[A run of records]
———

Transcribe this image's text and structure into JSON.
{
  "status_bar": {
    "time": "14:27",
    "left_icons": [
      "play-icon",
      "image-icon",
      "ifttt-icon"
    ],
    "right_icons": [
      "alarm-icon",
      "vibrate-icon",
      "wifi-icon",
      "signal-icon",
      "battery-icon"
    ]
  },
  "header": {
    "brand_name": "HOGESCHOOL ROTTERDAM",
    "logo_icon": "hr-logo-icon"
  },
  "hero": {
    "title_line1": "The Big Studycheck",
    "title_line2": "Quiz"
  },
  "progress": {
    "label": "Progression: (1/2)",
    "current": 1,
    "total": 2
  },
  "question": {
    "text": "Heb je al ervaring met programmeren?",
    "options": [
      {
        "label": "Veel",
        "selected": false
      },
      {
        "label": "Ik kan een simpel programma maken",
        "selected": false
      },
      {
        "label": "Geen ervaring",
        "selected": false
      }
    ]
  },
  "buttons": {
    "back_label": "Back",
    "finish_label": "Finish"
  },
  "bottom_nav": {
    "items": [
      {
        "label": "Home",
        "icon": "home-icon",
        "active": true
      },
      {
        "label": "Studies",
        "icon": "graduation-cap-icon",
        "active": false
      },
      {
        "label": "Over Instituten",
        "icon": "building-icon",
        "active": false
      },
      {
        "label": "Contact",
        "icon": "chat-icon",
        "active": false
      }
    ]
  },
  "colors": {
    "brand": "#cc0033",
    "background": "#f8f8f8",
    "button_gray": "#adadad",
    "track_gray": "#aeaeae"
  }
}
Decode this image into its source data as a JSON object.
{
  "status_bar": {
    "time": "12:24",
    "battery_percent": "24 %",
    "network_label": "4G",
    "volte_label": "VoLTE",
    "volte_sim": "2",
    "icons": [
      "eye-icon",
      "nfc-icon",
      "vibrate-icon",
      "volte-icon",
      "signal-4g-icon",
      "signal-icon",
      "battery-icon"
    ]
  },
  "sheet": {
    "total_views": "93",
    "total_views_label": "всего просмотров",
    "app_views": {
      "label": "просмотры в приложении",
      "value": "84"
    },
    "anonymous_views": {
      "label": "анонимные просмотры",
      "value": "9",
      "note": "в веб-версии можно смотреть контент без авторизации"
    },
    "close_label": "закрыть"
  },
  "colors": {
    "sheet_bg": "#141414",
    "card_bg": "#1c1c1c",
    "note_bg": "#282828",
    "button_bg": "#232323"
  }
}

———

» **What the task asks**
Identify the lines above that contain the word "this", then copy them.

» **Response**
Transcribe this image's text and structure into JSON.
Decode this image into its source data as a JSON object.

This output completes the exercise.